Stored data

— START —

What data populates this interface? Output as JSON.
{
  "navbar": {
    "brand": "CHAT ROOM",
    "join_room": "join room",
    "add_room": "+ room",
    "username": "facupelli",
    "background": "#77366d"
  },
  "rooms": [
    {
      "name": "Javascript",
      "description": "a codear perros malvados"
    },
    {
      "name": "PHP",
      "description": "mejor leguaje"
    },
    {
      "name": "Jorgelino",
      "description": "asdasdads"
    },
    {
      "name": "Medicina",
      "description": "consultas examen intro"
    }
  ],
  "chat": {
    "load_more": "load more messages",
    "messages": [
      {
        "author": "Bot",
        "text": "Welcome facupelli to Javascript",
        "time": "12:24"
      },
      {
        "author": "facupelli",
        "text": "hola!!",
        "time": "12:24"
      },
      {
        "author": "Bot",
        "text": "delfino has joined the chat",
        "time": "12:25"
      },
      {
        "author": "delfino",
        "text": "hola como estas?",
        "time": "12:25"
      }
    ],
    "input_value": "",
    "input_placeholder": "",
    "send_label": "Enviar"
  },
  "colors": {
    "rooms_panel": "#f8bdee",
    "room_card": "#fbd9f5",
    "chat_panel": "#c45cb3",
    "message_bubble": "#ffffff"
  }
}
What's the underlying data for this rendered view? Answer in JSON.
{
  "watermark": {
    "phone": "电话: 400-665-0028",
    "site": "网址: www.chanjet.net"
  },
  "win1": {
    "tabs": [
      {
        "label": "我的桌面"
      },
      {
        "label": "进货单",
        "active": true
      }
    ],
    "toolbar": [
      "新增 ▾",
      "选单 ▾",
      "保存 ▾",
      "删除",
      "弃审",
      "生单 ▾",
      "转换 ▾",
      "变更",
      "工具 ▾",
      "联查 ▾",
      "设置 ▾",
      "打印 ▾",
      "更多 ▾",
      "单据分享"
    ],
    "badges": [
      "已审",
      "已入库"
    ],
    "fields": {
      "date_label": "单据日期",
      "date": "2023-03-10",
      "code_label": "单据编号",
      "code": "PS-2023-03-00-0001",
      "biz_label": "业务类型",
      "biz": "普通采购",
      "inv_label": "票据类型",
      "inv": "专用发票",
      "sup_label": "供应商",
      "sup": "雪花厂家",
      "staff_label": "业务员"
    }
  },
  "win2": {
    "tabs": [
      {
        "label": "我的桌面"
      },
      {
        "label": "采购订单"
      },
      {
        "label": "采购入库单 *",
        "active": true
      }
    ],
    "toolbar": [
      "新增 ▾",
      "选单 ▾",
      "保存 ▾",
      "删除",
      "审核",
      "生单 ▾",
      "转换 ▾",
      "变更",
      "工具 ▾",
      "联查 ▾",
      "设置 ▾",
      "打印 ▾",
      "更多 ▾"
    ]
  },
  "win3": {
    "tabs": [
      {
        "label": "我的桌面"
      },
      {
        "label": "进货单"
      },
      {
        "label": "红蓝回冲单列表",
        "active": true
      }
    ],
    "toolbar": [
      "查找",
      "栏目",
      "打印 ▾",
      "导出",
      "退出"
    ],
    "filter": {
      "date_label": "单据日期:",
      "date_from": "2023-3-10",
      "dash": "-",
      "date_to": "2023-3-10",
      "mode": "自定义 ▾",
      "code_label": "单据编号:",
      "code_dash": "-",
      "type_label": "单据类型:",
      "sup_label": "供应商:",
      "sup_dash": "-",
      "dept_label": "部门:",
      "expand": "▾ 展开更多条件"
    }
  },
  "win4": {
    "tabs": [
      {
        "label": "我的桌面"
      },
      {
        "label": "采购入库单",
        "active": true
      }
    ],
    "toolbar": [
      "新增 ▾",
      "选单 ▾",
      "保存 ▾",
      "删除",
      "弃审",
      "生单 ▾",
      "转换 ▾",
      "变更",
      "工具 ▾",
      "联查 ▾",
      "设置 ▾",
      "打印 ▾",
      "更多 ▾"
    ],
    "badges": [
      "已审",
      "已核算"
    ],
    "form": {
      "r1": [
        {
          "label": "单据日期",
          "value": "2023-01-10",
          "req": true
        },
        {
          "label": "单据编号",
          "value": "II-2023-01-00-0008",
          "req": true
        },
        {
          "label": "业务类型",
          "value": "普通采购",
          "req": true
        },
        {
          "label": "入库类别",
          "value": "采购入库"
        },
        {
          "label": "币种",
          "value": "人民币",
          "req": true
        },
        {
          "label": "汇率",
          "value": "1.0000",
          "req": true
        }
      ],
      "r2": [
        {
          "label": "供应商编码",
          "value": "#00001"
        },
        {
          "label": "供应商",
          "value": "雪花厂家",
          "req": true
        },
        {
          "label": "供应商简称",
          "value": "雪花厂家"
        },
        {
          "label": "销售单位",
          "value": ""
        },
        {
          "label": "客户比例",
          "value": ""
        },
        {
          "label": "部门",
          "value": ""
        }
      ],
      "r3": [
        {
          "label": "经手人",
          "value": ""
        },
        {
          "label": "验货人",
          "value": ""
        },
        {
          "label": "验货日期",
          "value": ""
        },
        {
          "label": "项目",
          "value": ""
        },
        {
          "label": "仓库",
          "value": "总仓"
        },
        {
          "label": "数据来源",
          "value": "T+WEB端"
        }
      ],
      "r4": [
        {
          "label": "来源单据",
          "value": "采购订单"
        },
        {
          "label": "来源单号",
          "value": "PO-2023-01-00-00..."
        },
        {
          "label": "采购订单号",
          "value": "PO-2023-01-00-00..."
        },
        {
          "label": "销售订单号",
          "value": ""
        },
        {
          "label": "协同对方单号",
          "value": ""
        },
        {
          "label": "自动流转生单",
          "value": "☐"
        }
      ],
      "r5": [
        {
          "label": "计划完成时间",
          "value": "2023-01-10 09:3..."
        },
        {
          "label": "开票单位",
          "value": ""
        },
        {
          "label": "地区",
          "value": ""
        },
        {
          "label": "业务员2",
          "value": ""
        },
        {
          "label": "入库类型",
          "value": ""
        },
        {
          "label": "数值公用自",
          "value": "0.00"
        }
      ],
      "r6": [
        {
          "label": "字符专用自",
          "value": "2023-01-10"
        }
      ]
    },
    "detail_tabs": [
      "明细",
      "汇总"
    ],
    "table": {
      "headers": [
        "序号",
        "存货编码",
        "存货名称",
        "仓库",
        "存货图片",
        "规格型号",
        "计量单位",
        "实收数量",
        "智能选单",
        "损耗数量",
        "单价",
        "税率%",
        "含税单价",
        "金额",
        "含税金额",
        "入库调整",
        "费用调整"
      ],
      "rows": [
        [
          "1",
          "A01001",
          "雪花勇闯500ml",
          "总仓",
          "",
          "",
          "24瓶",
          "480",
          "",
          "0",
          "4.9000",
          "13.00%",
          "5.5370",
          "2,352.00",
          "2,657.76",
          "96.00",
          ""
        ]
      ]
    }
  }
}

— END —

Stated task ::
Give every line of the material again, exactly as it reads.

Exercise solution ::
What data populates this interface? Output as JSON.
{
  "navbar": {
    "brand": "CHAT ROOM",
    "join_room": "join room",
    "add_room": "+ room",
    "username": "facupelli",
    "background": "#77366d"
  },
  "rooms": [
    {
      "name": "Javascript",
      "description": "a codear perros malvados"
    },
    {
      "name": "PHP",
      "description": "mejor leguaje"
    },
    {
      "name": "Jorgelino",
      "description": "asdasdads"
    },
    {
      "name": "Medicina",
      "description": "consultas examen intro"
    }
  ],
  "chat": {
    "load_more": "load more messages",
    "messages": [
      {
        "author": "Bot",
        "text": "Welcome facupelli to Javascript",
        "time": "12:24"
      },
      {
        "author": "facupelli",
        "text": "hola!!",
        "time": "12:24"
      },
      {
        "author": "Bot",
        "text": "delfino has joined the chat",
        "time": "12:25"
      },
      {
        "author": "delfino",
        "text": "hola como estas?",
        "time": "12:25"
      }
    ],
    "input_value": "",
    "input_placeholder": "",
    "send_label": "Enviar"
  },
  "colors": {
    "rooms_panel": "#f8bdee",
    "room_card": "#fbd9f5",
    "chat_panel": "#c45cb3",
    "message_bubble": "#ffffff"
  }
}
What's the underlying data for this rendered view? Answer in JSON.
{
  "watermark": {
    "phone": "电话: 400-665-0028",
    "site": "网址: www.chanjet.net"
  },
  "win1": {
    "tabs": [
      {
        "label": "我的桌面"
      },
      {
        "label": "进货单",
        "active": true
      }
    ],
    "toolbar": [
      "新增 ▾",
      "选单 ▾",
      "保存 ▾",
      "删除",
      "弃审",
      "生单 ▾",
      "转换 ▾",
      "变更",
      "工具 ▾",
      "联查 ▾",
      "设置 ▾",
      "打印 ▾",
      "更多 ▾",
      "单据分享"
    ],
    "badges": [
      "已审",
      "已入库"
    ],
    "fields": {
      "date_label": "单据日期",
      "date": "2023-03-10",
      "code_label": "单据编号",
      "code": "PS-2023-03-00-0001",
      "biz_label": "业务类型",
      "biz": "普通采购",
      "inv_label": "票据类型",
      "inv": "专用发票",
      "sup_label": "供应商",
      "sup": "雪花厂家",
      "staff_label": "业务员"
    }
  },
  "win2": {
    "tabs": [
      {
        "label": "我的桌面"
      },
      {
        "label": "采购订单"
      },
      {
        "label": "采购入库单 *",
        "active": true
      }
    ],
    "toolbar": [
      "新增 ▾",
      "选单 ▾",
      "保存 ▾",
      "删除",
      "审核",
      "生单 ▾",
      "转换 ▾",
      "变更",
      "工具 ▾",
      "联查 ▾",
      "设置 ▾",
      "打印 ▾",
      "更多 ▾"
    ]
  },
  "win3": {
    "tabs": [
      {
        "label": "我的桌面"
      },
      {
        "label": "进货单"
      },
      {
        "label": "红蓝回冲单列表",
        "active": true
      }
    ],
    "toolbar": [
      "查找",
      "栏目",
      "打印 ▾",
      "导出",
      "退出"
    ],
    "filter": {
      "date_label": "单据日期:",
      "date_from": "2023-3-10",
      "dash": "-",
      "date_to": "2023-3-10",
      "mode": "自定义 ▾",
      "code_label": "单据编号:",
      "code_dash": "-",
      "type_label": "单据类型:",
      "sup_label": "供应商:",
      "sup_dash": "-",
      "dept_label": "部门:",
      "expand": "▾ 展开更多条件"
    }
  },
  "win4": {
    "tabs": [
      {
        "label": "我的桌面"
      },
      {
        "label": "采购入库单",
        "active": true
      }
    ],
    "toolbar": [
      "新增 ▾",
      "选单 ▾",
      "保存 ▾",
      "删除",
      "弃审",
      "生单 ▾",
      "转换 ▾",
      "变更",
      "工具 ▾",
      "联查 ▾",
      "设置 ▾",
      "打印 ▾",
      "更多 ▾"
    ],
    "badges": [
      "已审",
      "已核算"
    ],
    "form": {
      "r1": [
        {
          "label": "单据日期",
          "value": "2023-01-10",
          "req": true
        },
        {
          "label": "单据编号",
          "value": "II-2023-01-00-0008",
          "req": true
        },
        {
          "label": "业务类型",
          "value": "普通采购",
          "req": true
        },
        {
          "label": "入库类别",
          "value": "采购入库"
        },
        {
          "label": "币种",
          "value": "人民币",
          "req": true
        },
        {
          "label": "汇率",
          "value": "1.0000",
          "req": true
        }
      ],
      "r2": [
        {
          "label": "供应商编码",
          "value": "#00001"
        },
        {
          "label": "供应商",
          "value": "雪花厂家",
          "req": true
        },
        {
          "label": "供应商简称",
          "value": "雪花厂家"
        },
        {
          "label": "销售单位",
          "value": ""
        },
        {
          "label": "客户比例",
          "value": ""
        },
        {
          "label": "部门",
          "value": ""
        }
      ],
      "r3": [
        {
          "label": "经手人",
          "value": ""
        },
        {
          "label": "验货人",
          "value": ""
        },
        {
          "label": "验货日期",
          "value": ""
        },
        {
          "label": "项目",
          "value": ""
        },
        {
          "label": "仓库",
          "value": "总仓"
        },
        {
          "label": "数据来源",
          "value": "T+WEB端"
        }
      ],
      "r4": [
        {
          "label": "来源单据",
          "value": "采购订单"
        },
        {
          "label": "来源单号",
          "value": "PO-2023-01-00-00..."
        },
        {
          "label": "采购订单号",
          "value": "PO-2023-01-00-00..."
        },
        {
          "label": "销售订单号",
          "value": ""
        },
        {
          "label": "协同对方单号",
          "value": ""
        },
        {
          "label": "自动流转生单",
          "value": "☐"
        }
      ],
      "r5": [
        {
          "label": "计划完成时间",
          "value": "2023-01-10 09:3..."
        },
        {
          "label": "开票单位",
          "value": ""
        },
        {
          "label": "地区",
          "value": ""
        },
        {
          "label": "业务员2",
          "value": ""
        },
        {
          "label": "入库类型",
          "value": ""
        },
        {
          "label": "数值公用自",
          "value": "0.00"
        }
      ],
      "r6": [
        {
          "label": "字符专用自",
          "value": "2023-01-10"
        }
      ]
    },
    "detail_tabs": [
      "明细",
      "汇总"
    ],
    "table": {
      "headers": [
        "序号",
        "存货编码",
        "存货名称",
        "仓库",
        "存货图片",
        "规格型号",
        "计量单位",
        "实收数量",
        "智能选单",
        "损耗数量",
        "单价",
        "税率%",
        "含税单价",
        "金额",
        "含税金额",
        "入库调整",
        "费用调整"
      ],
      "rows": [
        [
          "1",
          "A01001",
          "雪花勇闯500ml",
          "总仓",
          "",
          "",
          "24瓶",
          "480",
          "",
          "0",
          "4.9000",
          "13.00%",
          "5.5370",
          "2,352.00",
          "2,657.76",
          "96.00",
          ""
        ]
      ]
    }
  }
}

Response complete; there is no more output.